PROMPT:
Please write out the following data line for line, beginning at the line that contains "bbox=[1223, 858, 1469, 872]" and stopping after the line that contains "y-axis-ticks: 70 75".

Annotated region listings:
# # #

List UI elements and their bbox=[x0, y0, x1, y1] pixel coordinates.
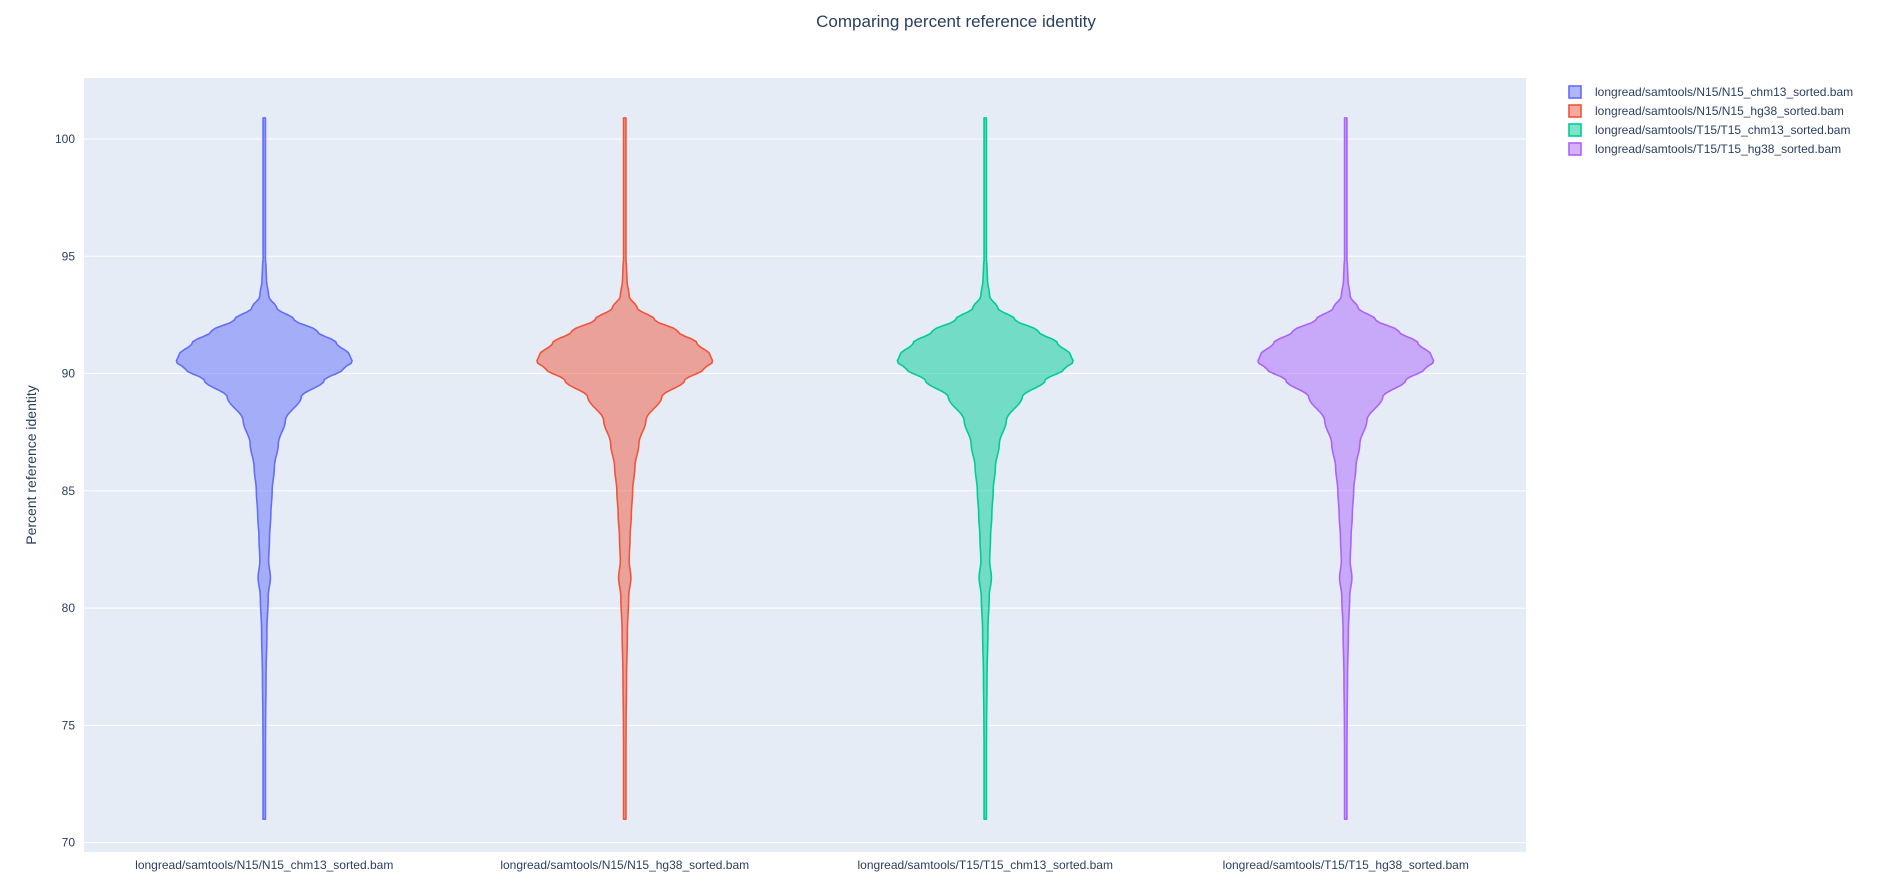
x-tick-label: longread/samtools/T15/T15_hg38_sorted.ba… bbox=[1223, 858, 1469, 872]
legend-item-4[interactable]: longread/samtools/T15/T15_hg38_sorted.ba… bbox=[1568, 142, 1841, 156]
legend-swatch bbox=[1568, 85, 1582, 99]
legend-label: longread/samtools/T15/T15_hg38_sorted.ba… bbox=[1595, 142, 1841, 156]
y-axis-ticks: 70 75 80 85 90 95 100 bbox=[55, 132, 75, 850]
legend-label: longread/samtools/N15/N15_hg38_sorted.ba… bbox=[1595, 104, 1844, 118]
y-axis-title: Percent reference identity bbox=[23, 385, 39, 545]
x-tick-label: longread/samtools/N15/N15_hg38_sorted.ba… bbox=[500, 858, 749, 872]
legend: longread/samtools/N15/N15_chm13_sorted.b… bbox=[1568, 85, 1853, 156]
x-tick-label: longread/samtools/N15/N15_chm13_sorted.b… bbox=[135, 858, 393, 872]
y-tick-label: 95 bbox=[62, 249, 76, 263]
y-tick-label: 75 bbox=[62, 718, 76, 732]
violin-2[interactable] bbox=[536, 117, 714, 820]
y-tick-label: 70 bbox=[62, 836, 76, 850]
legend-swatch bbox=[1568, 104, 1582, 118]
legend-item-3[interactable]: longread/samtools/T15/T15_chm13_sorted.b… bbox=[1568, 123, 1850, 137]
legend-label: longread/samtools/T15/T15_chm13_sorted.b… bbox=[1595, 123, 1850, 137]
violin-4[interactable] bbox=[1257, 117, 1435, 820]
violin-1[interactable] bbox=[175, 117, 353, 820]
plot-area bbox=[84, 78, 1526, 852]
violin-3[interactable] bbox=[896, 117, 1074, 820]
legend-label: longread/samtools/N15/N15_chm13_sorted.b… bbox=[1595, 85, 1853, 99]
legend-item-1[interactable]: longread/samtools/N15/N15_chm13_sorted.b… bbox=[1568, 85, 1853, 99]
legend-swatch bbox=[1568, 142, 1582, 156]
legend-swatch bbox=[1568, 123, 1582, 137]
violins bbox=[175, 117, 1435, 820]
y-tick-label: 85 bbox=[62, 484, 76, 498]
y-tick-label: 100 bbox=[55, 132, 75, 146]
x-axis-ticks: longread/samtools/N15/N15_chm13_sorted.b… bbox=[135, 858, 1469, 872]
legend-item-2[interactable]: longread/samtools/N15/N15_hg38_sorted.ba… bbox=[1568, 104, 1844, 118]
y-tick-label: 90 bbox=[62, 367, 76, 381]
y-tick-label: 80 bbox=[62, 601, 76, 615]
x-tick-label: longread/samtools/T15/T15_chm13_sorted.b… bbox=[858, 858, 1113, 872]
chart-title: Comparing percent reference identity bbox=[816, 12, 1096, 31]
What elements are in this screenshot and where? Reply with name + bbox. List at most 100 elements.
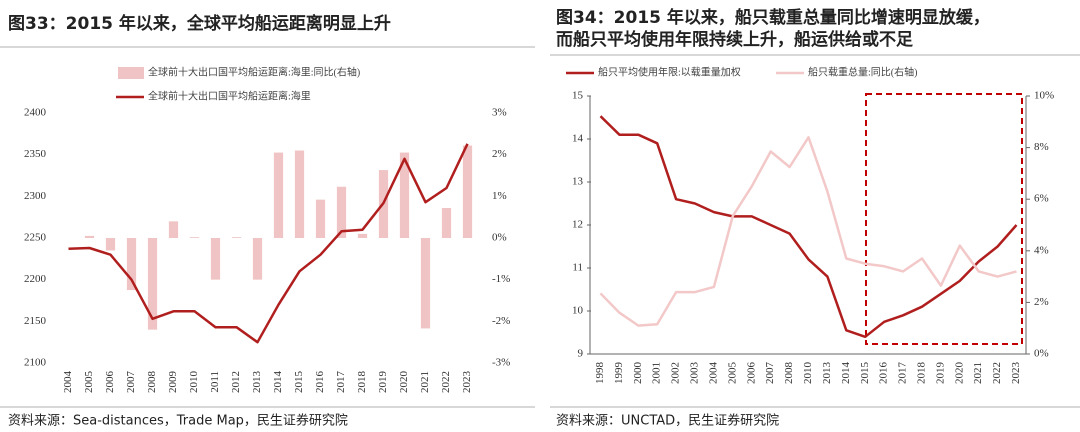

# # #

CORRECT RESPONSE:
x-tick-label: longread/samtools/T15/T15_hg38_sorted.ba… bbox=[1223, 858, 1469, 872]
legend-item-4[interactable]: longread/samtools/T15/T15_hg38_sorted.ba… bbox=[1568, 142, 1841, 156]
legend-swatch bbox=[1568, 85, 1582, 99]
legend-label: longread/samtools/T15/T15_hg38_sorted.ba… bbox=[1595, 142, 1841, 156]
y-axis-ticks: 70 75 80 85 90 95 100 bbox=[55, 132, 75, 850]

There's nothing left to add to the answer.